• [Dataset records on visual material]:
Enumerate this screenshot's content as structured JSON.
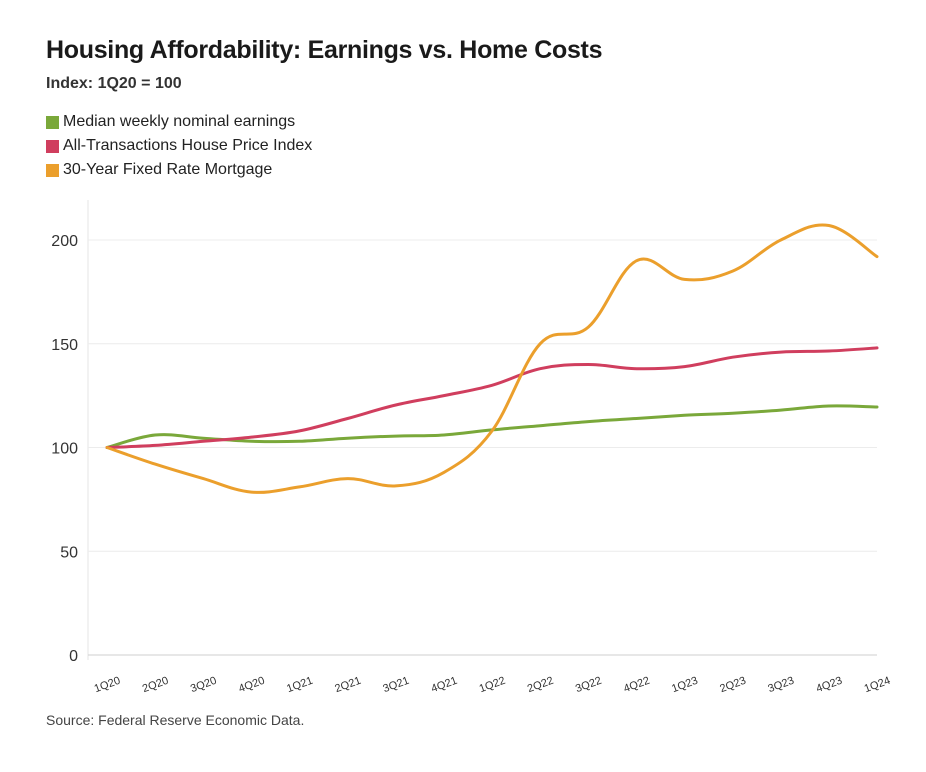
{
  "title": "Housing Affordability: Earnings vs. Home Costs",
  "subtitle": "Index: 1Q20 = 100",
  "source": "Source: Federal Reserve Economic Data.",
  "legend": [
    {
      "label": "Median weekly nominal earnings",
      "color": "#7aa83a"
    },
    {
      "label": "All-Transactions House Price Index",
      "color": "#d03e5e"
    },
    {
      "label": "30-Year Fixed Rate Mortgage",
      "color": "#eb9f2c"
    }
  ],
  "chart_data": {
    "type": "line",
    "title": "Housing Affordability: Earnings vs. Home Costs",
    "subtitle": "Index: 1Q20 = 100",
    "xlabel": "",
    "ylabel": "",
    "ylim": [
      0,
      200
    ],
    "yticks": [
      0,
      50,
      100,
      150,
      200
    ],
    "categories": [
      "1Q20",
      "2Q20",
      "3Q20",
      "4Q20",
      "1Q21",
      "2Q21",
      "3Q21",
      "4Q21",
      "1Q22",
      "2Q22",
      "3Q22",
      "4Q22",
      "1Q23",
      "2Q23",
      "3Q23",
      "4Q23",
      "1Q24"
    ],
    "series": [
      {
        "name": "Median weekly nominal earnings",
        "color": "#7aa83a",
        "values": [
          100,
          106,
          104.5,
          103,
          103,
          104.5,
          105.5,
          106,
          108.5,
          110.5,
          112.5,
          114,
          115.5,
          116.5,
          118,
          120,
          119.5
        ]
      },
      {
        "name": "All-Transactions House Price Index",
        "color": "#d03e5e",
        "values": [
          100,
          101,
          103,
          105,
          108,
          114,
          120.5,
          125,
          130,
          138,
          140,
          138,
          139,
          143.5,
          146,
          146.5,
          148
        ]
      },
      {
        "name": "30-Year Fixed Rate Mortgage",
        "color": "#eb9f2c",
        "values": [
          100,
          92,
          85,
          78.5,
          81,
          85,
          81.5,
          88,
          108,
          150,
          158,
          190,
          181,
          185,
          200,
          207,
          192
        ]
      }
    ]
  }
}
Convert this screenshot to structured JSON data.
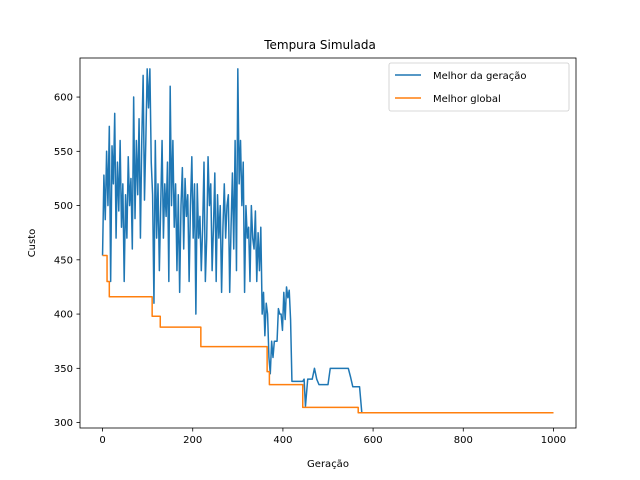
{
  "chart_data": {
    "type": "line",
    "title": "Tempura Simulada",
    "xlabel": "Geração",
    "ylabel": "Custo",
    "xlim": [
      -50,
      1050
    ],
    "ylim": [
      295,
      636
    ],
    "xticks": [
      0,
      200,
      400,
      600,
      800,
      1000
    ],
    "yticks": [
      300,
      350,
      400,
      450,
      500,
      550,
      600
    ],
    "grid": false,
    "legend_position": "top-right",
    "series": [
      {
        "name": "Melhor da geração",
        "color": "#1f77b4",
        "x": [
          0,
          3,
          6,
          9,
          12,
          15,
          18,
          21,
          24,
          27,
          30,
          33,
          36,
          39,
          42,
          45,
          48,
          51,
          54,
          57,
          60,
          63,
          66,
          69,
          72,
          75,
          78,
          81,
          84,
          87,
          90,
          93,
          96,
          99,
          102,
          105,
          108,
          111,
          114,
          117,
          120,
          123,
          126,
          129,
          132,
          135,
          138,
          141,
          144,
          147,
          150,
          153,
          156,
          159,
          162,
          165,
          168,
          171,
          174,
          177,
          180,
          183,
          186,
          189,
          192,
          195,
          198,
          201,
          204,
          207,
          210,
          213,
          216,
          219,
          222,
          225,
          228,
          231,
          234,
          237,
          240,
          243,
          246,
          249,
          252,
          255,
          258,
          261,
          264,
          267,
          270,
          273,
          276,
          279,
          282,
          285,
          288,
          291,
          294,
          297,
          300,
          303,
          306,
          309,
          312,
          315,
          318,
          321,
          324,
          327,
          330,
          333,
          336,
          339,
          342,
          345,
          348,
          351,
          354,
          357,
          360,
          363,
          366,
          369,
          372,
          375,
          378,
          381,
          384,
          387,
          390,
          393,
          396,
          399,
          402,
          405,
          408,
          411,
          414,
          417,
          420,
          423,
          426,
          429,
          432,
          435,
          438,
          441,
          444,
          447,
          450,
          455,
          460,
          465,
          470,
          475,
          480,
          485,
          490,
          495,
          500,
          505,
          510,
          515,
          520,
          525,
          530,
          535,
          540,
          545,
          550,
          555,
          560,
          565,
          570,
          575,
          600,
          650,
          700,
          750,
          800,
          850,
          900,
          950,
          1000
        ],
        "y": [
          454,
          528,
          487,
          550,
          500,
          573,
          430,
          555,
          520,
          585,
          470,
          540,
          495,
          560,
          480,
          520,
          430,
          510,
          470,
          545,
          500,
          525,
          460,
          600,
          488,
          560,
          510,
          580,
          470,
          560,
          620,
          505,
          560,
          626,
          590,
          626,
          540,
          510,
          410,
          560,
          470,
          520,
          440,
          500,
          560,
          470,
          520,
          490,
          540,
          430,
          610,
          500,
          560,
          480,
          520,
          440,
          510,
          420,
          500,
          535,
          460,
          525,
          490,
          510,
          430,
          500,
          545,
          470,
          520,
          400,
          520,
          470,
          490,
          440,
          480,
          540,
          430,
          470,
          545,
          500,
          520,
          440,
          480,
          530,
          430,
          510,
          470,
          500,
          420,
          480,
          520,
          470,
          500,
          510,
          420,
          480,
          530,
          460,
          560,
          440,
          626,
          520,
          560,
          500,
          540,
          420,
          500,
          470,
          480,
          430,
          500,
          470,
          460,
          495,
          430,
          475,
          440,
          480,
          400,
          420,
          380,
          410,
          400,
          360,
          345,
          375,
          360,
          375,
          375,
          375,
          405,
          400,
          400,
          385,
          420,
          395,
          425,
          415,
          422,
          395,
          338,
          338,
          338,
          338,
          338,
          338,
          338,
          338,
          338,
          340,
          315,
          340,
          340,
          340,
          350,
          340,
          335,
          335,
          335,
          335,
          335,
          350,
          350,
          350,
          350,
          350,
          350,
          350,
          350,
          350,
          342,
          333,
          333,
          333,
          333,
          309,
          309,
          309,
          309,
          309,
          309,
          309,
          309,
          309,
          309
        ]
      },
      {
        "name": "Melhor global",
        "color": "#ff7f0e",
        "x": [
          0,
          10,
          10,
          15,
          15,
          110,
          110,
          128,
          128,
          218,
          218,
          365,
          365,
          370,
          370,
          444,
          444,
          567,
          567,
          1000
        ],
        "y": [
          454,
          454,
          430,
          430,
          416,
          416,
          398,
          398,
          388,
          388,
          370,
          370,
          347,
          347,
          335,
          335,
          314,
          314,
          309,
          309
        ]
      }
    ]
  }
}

• [Aim of the exercise]:
Reproduce every line from the entries that holds the word "Melhor".

• [Result]:
        "name": "Melhor da geração",
        "name": "Melhor global",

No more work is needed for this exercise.